§ PROVIDED RECORDS
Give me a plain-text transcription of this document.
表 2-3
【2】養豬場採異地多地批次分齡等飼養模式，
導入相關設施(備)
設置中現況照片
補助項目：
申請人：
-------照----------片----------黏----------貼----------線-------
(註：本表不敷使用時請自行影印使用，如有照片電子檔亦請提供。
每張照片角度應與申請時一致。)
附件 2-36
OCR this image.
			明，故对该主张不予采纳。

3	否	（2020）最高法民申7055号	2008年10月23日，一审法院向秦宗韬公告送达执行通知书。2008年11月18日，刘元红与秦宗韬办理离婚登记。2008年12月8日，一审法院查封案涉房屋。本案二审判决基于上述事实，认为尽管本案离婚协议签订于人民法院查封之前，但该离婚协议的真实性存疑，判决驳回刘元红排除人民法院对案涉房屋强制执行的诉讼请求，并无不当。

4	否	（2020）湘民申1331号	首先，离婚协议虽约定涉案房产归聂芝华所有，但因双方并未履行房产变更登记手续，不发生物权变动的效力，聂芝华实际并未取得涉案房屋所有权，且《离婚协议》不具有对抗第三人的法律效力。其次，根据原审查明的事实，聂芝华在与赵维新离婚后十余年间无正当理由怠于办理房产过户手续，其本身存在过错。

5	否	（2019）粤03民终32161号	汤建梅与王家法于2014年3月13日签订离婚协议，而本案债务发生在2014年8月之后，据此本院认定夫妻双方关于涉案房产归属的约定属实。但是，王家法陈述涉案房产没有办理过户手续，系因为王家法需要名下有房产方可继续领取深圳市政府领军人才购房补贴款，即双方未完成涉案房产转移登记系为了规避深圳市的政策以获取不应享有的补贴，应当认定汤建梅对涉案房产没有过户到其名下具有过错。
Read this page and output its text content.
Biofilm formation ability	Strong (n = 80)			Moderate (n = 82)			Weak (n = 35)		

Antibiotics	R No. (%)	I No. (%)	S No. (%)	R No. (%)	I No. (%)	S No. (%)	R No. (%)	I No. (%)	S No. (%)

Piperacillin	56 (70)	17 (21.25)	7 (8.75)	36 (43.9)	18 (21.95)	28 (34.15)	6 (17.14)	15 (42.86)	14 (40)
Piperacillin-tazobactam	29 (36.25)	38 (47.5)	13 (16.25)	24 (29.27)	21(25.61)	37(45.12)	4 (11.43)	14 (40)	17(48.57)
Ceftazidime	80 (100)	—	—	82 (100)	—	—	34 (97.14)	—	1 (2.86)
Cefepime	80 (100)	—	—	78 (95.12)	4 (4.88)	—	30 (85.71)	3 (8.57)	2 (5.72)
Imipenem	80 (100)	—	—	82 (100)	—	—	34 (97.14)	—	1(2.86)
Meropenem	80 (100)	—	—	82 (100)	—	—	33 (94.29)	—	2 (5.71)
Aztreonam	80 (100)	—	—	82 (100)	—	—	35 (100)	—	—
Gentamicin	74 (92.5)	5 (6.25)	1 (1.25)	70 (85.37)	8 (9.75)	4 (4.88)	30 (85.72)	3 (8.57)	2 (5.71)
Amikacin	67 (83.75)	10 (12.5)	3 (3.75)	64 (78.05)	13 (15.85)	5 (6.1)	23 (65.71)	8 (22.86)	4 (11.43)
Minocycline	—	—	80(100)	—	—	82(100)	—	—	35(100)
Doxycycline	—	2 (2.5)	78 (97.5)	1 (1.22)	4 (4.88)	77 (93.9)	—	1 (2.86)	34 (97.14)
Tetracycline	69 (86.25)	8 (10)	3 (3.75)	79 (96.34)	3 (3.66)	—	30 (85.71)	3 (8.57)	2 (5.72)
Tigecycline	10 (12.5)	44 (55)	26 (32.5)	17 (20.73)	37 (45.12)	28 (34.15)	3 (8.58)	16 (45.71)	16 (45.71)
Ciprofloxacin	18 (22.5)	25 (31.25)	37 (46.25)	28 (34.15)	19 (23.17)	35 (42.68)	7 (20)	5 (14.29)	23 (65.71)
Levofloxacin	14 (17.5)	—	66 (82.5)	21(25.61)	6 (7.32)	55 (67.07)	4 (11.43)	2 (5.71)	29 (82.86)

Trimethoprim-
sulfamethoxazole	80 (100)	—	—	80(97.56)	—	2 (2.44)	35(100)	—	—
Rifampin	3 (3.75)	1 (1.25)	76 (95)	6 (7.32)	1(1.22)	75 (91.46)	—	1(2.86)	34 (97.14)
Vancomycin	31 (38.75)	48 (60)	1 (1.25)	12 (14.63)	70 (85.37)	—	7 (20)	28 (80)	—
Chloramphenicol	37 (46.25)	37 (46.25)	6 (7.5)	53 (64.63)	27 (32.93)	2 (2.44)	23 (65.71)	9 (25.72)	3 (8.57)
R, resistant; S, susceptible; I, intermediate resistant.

==

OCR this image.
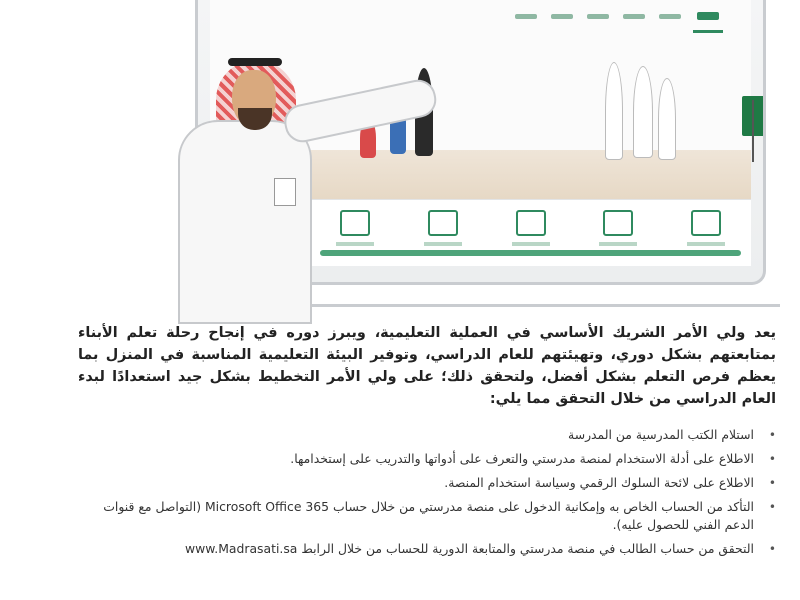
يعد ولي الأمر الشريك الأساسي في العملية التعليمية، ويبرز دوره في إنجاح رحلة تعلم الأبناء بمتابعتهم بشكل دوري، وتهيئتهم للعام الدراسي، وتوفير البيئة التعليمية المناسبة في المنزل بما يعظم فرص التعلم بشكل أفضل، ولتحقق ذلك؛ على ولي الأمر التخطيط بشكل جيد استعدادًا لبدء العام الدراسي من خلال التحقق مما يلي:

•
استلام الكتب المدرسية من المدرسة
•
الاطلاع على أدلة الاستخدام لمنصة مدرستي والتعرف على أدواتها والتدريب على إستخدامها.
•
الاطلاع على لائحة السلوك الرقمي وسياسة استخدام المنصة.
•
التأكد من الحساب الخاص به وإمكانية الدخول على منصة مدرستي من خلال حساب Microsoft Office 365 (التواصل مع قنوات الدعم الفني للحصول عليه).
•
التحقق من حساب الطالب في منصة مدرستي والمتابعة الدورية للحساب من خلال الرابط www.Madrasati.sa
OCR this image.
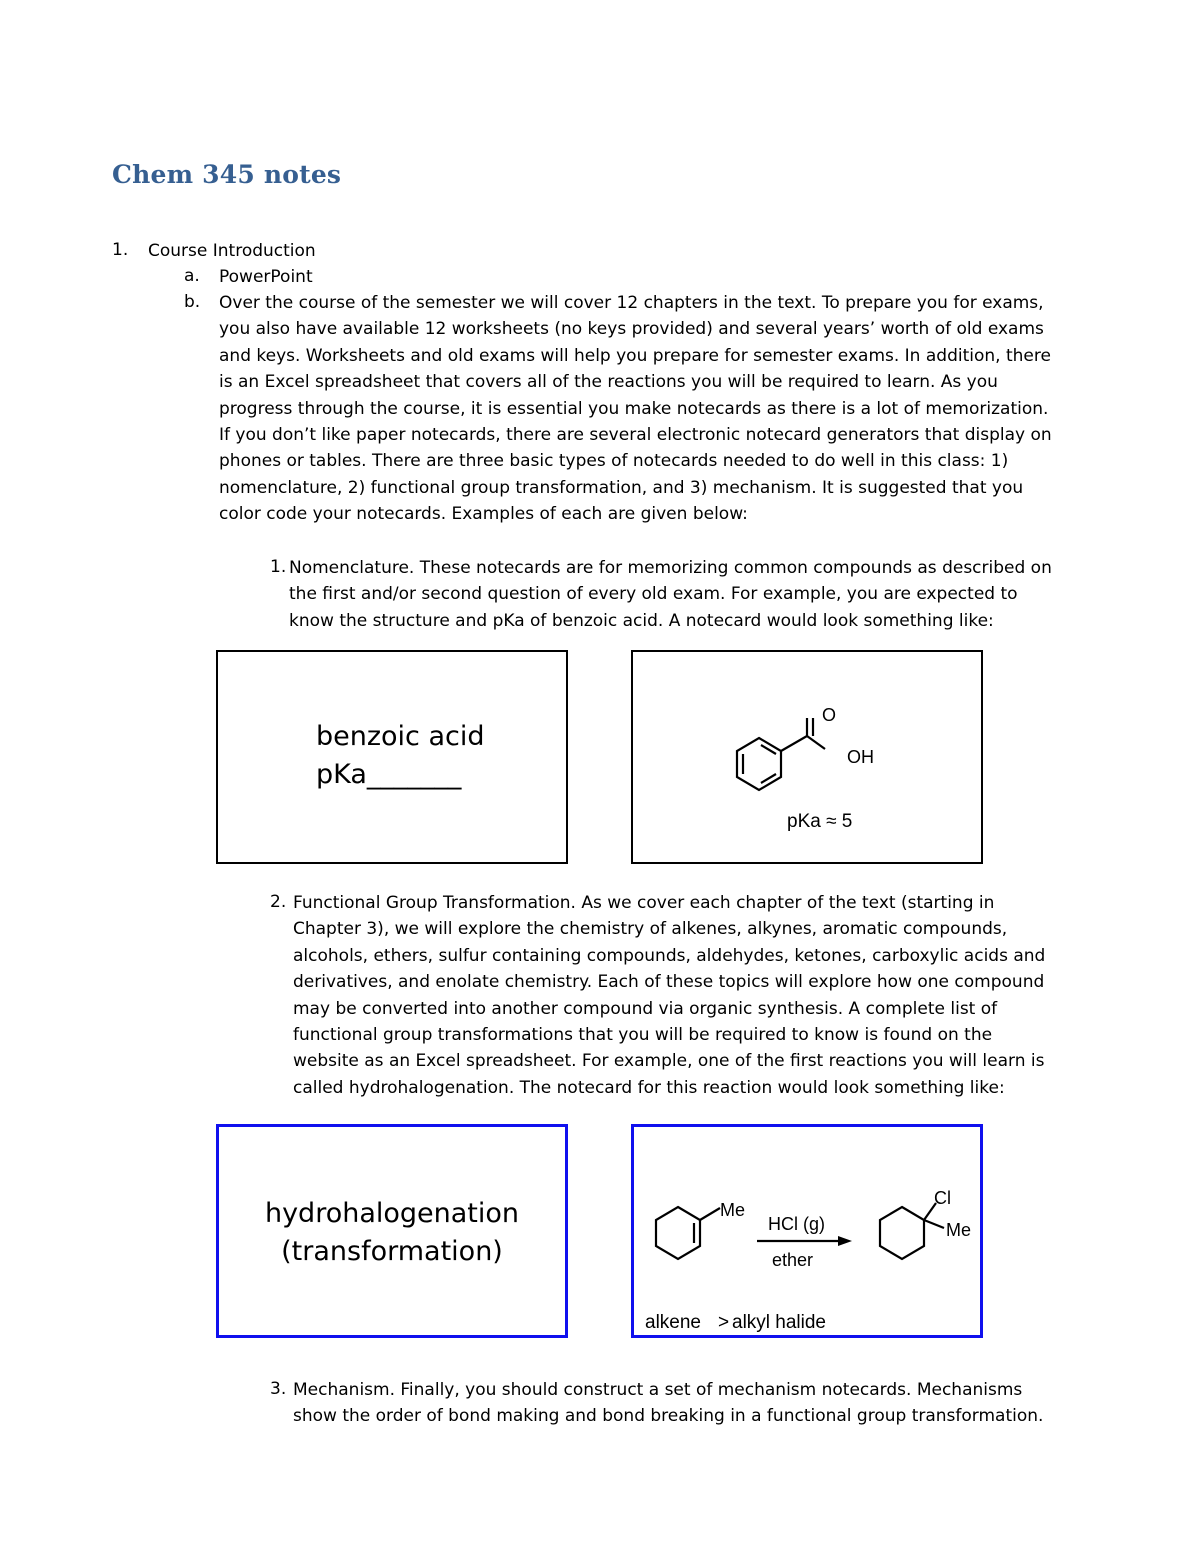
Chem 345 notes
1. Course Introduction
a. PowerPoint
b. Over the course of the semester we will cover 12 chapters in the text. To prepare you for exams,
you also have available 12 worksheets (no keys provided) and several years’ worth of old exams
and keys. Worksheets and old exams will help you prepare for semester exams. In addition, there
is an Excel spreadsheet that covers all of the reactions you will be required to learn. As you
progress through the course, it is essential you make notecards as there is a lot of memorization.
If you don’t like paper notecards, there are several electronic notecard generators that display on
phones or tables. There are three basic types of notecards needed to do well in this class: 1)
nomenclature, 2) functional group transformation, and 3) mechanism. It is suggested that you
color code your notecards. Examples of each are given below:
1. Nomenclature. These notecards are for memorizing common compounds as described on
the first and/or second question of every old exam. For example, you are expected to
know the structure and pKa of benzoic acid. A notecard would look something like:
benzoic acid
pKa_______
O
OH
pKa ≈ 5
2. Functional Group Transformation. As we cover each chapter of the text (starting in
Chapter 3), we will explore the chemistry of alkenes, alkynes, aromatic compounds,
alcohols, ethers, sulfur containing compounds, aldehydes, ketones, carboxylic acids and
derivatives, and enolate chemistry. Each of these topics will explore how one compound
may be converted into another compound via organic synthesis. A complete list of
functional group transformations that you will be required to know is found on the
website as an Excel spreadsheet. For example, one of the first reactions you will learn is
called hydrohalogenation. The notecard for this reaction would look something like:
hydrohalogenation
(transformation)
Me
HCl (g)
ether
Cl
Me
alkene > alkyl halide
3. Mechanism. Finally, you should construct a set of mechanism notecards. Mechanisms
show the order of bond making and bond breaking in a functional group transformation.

§ REQUIRED TASK
From the entries above, copy every line containing the word "spreadsheet".

§ ANSWER TO THIS TASK
is an Excel spreadsheet that covers all of the reactions you will be required to learn. As you
website as an Excel spreadsheet. For example, one of the first reactions you will learn is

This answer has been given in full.